▸ WHAT IS REQUIRED: Go through the records underneath and write each one out again exactly.

▸ ENTRIES PROVIDED:
*****

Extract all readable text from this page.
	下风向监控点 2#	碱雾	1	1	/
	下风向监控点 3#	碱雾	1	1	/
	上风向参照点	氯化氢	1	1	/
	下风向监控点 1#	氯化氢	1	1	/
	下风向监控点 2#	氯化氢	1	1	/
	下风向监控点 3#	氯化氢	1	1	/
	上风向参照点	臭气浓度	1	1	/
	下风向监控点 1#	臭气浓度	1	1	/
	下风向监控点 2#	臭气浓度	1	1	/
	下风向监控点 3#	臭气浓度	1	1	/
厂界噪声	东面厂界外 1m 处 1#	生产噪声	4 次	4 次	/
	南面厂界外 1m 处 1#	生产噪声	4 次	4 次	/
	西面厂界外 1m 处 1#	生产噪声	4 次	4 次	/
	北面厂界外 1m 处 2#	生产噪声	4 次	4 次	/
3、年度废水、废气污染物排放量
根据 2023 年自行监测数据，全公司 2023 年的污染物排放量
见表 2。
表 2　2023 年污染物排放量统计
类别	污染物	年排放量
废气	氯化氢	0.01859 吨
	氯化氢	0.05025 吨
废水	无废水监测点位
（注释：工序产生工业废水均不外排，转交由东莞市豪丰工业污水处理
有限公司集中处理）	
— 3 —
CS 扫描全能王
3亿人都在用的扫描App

*****

▸ THE COMPLETED TASK:
Extract all readable text from this page.
	下风向监控点 2#	碱雾	1	1	/
	下风向监控点 3#	碱雾	1	1	/
	上风向参照点	氯化氢	1	1	/
	下风向监控点 1#	氯化氢	1	1	/
	下风向监控点 2#	氯化氢	1	1	/
	下风向监控点 3#	氯化氢	1	1	/
	上风向参照点	臭气浓度	1	1	/
	下风向监控点 1#	臭气浓度	1	1	/
	下风向监控点 2#	臭气浓度	1	1	/
	下风向监控点 3#	臭气浓度	1	1	/
厂界噪声	东面厂界外 1m 处 1#	生产噪声	4 次	4 次	/
	南面厂界外 1m 处 1#	生产噪声	4 次	4 次	/
	西面厂界外 1m 处 1#	生产噪声	4 次	4 次	/
	北面厂界外 1m 处 2#	生产噪声	4 次	4 次	/
3、年度废水、废气污染物排放量
根据 2023 年自行监测数据，全公司 2023 年的污染物排放量
见表 2。
表 2　2023 年污染物排放量统计
类别	污染物	年排放量
废气	氯化氢	0.01859 吨
	氯化氢	0.05025 吨
废水	无废水监测点位
（注释：工序产生工业废水均不外排，转交由东莞市豪丰工业污水处理
有限公司集中处理）	
— 3 —
CS 扫描全能王
3亿人都在用的扫描App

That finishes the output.